* PROBLEM *
Please convert the lines of every item below into a numbered list, omitting blank lines and any pictures.
## Begin DATA LINES
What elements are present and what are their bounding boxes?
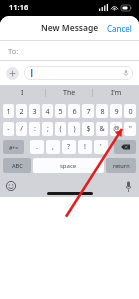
button[interactable]: 4 bbox=[42, 104, 53, 118]
button[interactable]: . bbox=[30, 140, 44, 154]
staticText: , bbox=[52, 142, 54, 152]
staticText: #+= bbox=[9, 144, 19, 151]
button[interactable]: 8 bbox=[96, 104, 108, 118]
staticText: 4 bbox=[45, 106, 50, 116]
staticText: 6 bbox=[72, 106, 77, 116]
button[interactable]: Emoji bbox=[6, 181, 16, 191]
button[interactable]: Backspace bbox=[114, 140, 136, 154]
staticText: / bbox=[20, 124, 23, 134]
staticText: 0 bbox=[128, 106, 133, 116]
button[interactable]: 2 bbox=[16, 104, 27, 118]
staticText: 7 bbox=[86, 106, 91, 116]
button[interactable]: #+= bbox=[3, 140, 24, 154]
other: Dictate bbox=[123, 70, 129, 76]
button[interactable]: : bbox=[29, 122, 40, 136]
button[interactable]: @ bbox=[110, 122, 122, 136]
button[interactable]: 6 bbox=[68, 104, 80, 118]
staticText: @ bbox=[113, 124, 120, 134]
staticText: 2 bbox=[19, 106, 24, 116]
staticText: 1 bbox=[6, 106, 11, 116]
staticText: New Message bbox=[41, 22, 99, 34]
button[interactable]: ABC bbox=[3, 158, 31, 173]
staticText: 9 bbox=[114, 106, 119, 116]
staticText: ( bbox=[59, 124, 62, 134]
button[interactable]: space bbox=[33, 158, 104, 173]
staticText: 5 bbox=[58, 106, 63, 116]
button[interactable]: Cancel bbox=[100, 19, 139, 38]
button[interactable]: 5 bbox=[55, 104, 66, 118]
button[interactable]: To: bbox=[0, 41, 139, 60]
staticText: return bbox=[113, 162, 130, 170]
button[interactable]: ( bbox=[55, 122, 66, 136]
button[interactable]: Add attachment bbox=[6, 67, 19, 80]
button[interactable]: ) bbox=[68, 122, 80, 136]
staticText: 3 bbox=[32, 106, 37, 116]
button[interactable]: I'm bbox=[93, 85, 139, 101]
staticText: ABC bbox=[12, 162, 23, 170]
button[interactable]: ? bbox=[62, 140, 76, 154]
staticText: ! bbox=[84, 142, 86, 152]
button[interactable]: The bbox=[46, 85, 92, 101]
button[interactable]: - bbox=[3, 122, 14, 136]
staticText: Cancel bbox=[107, 23, 132, 34]
staticText: ) bbox=[73, 124, 76, 134]
button[interactable]: 0 bbox=[124, 104, 136, 118]
staticText: $ bbox=[86, 124, 91, 134]
button[interactable]: 9 bbox=[110, 104, 122, 118]
staticText: - bbox=[7, 124, 10, 134]
button[interactable]: , bbox=[46, 140, 60, 154]
button[interactable]: 7 bbox=[82, 104, 94, 118]
staticText: ? bbox=[67, 142, 71, 152]
staticText: space bbox=[60, 162, 77, 170]
button[interactable]: / bbox=[16, 122, 27, 136]
staticText: & bbox=[99, 124, 105, 134]
button[interactable]: $ bbox=[82, 122, 94, 136]
button[interactable]: ; bbox=[42, 122, 53, 136]
staticText: : bbox=[34, 124, 36, 134]
button[interactable]: 1 bbox=[3, 104, 14, 118]
staticText: To: bbox=[8, 46, 19, 56]
button[interactable]: ! bbox=[78, 140, 92, 154]
button[interactable]: ' bbox=[94, 140, 108, 154]
staticText: I bbox=[21, 88, 24, 98]
staticText: 8 bbox=[100, 106, 105, 116]
staticText: 11:16 bbox=[9, 2, 29, 12]
button[interactable]: " bbox=[124, 122, 136, 136]
staticText: " bbox=[129, 124, 132, 134]
staticText: . bbox=[36, 142, 38, 152]
button[interactable]: Dictation bbox=[125, 181, 132, 192]
button[interactable]: I bbox=[0, 85, 45, 101]
button[interactable]: return bbox=[106, 158, 136, 173]
button[interactable]: & bbox=[96, 122, 108, 136]
staticText: I'm bbox=[111, 88, 122, 98]
staticText: ; bbox=[47, 124, 49, 134]
button[interactable]: Dictate bbox=[24, 66, 133, 80]
staticText: The bbox=[63, 88, 76, 98]
button[interactable]: 3 bbox=[29, 104, 40, 118]
staticText: ' bbox=[100, 142, 102, 152]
## End DATA LINES
* REPLY TO THE TASK *
1. What elements are present and what are their bounding boxes?
2. button[interactable]: 4 bbox=[42, 104, 53, 118]
3. button[interactable]: . bbox=[30, 140, 44, 154]
4. staticText: , bbox=[52, 142, 54, 152]
5. staticText: #+= bbox=[9, 144, 19, 151]
6. button[interactable]: 8 bbox=[96, 104, 108, 118]
7. staticText: 4 bbox=[45, 106, 50, 116]
8. staticText: 6 bbox=[72, 106, 77, 116]
9. button[interactable]: Emoji bbox=[6, 181, 16, 191]
10. button[interactable]: Backspace bbox=[114, 140, 136, 154]
11. staticText: / bbox=[20, 124, 23, 134]
12. staticText: 0 bbox=[128, 106, 133, 116]
13. button[interactable]: 2 bbox=[16, 104, 27, 118]
14. staticText: 7 bbox=[86, 106, 91, 116]
15. button[interactable]: #+= bbox=[3, 140, 24, 154]
16. other: Dictate bbox=[123, 70, 129, 76]
17. button[interactable]: : bbox=[29, 122, 40, 136]
18. button[interactable]: @ bbox=[110, 122, 122, 136]
19. button[interactable]: 6 bbox=[68, 104, 80, 118]
20. staticText: @ bbox=[113, 124, 120, 134]
21. staticText: 2 bbox=[19, 106, 24, 116]
22. staticText: 1 bbox=[6, 106, 11, 116]
23. staticText: New Message bbox=[41, 22, 99, 34]
24. button[interactable]: ABC bbox=[3, 158, 31, 173]
25. staticText: 9 bbox=[114, 106, 119, 116]
26. staticText: ( bbox=[59, 124, 62, 134]
27. button[interactable]: space bbox=[33, 158, 104, 173]
28. staticText: 5 bbox=[58, 106, 63, 116]
29. button[interactable]: Cancel bbox=[100, 19, 139, 38]
30. button[interactable]: 5 bbox=[55, 104, 66, 118]
31. button[interactable]: To: bbox=[0, 41, 139, 60]
32. staticText: return bbox=[113, 162, 130, 170]
33. button[interactable]: ( bbox=[55, 122, 66, 136]
34. button[interactable]: Add attachment bbox=[6, 67, 19, 80]
35. button[interactable]: ) bbox=[68, 122, 80, 136]
36. staticText: 3 bbox=[32, 106, 37, 116]
37. button[interactable]: I'm bbox=[93, 85, 139, 101]
38. staticText: ABC bbox=[12, 162, 23, 170]
39. button[interactable]: ? bbox=[62, 140, 76, 154]
40. staticText: ! bbox=[84, 142, 86, 152]
41. button[interactable]: The bbox=[46, 85, 92, 101]
42. button[interactable]: - bbox=[3, 122, 14, 136]
43. staticText: Cancel bbox=[107, 23, 132, 34]
44. staticText: ) bbox=[73, 124, 76, 134]
45. button[interactable]: 0 bbox=[124, 104, 136, 118]
46. staticText: $ bbox=[86, 124, 91, 134]
47. button[interactable]: 9 bbox=[110, 104, 122, 118]
48. staticText: - bbox=[7, 124, 10, 134]
49. button[interactable]: , bbox=[46, 140, 60, 154]
50. button[interactable]: 7 bbox=[82, 104, 94, 118]
51. staticText: ? bbox=[67, 142, 71, 152]
52. staticText: space bbox=[60, 162, 77, 170]
53. button[interactable]: / bbox=[16, 122, 27, 136]
54. staticText: & bbox=[99, 124, 105, 134]
55. button[interactable]: $ bbox=[82, 122, 94, 136]
56. button[interactable]: ; bbox=[42, 122, 53, 136]
57. staticText: : bbox=[34, 124, 36, 134]
58. button[interactable]: 1 bbox=[3, 104, 14, 118]
59. staticText: To: bbox=[8, 46, 19, 56]
60. button[interactable]: ! bbox=[78, 140, 92, 154]
61. button[interactable]: ' bbox=[94, 140, 108, 154]
62. staticText: I bbox=[21, 88, 24, 98]
63. staticText: 8 bbox=[100, 106, 105, 116]
64. staticText: 11:16 bbox=[9, 2, 29, 12]
65. button[interactable]: " bbox=[124, 122, 136, 136]
66. staticText: " bbox=[129, 124, 132, 134]
67. staticText: . bbox=[36, 142, 38, 152]
68. button[interactable]: Dictation bbox=[125, 181, 132, 192]
69. button[interactable]: I bbox=[0, 85, 45, 101]
70. button[interactable]: return bbox=[106, 158, 136, 173]
71. button[interactable]: & bbox=[96, 122, 108, 136]
72. staticText: I'm bbox=[111, 88, 122, 98]
73. staticText: ; bbox=[47, 124, 49, 134]
74. button[interactable]: Dictate bbox=[24, 66, 133, 80]
75. staticText: The bbox=[63, 88, 76, 98]
76. button[interactable]: 3 bbox=[29, 104, 40, 118]
77. staticText: ' bbox=[100, 142, 102, 152]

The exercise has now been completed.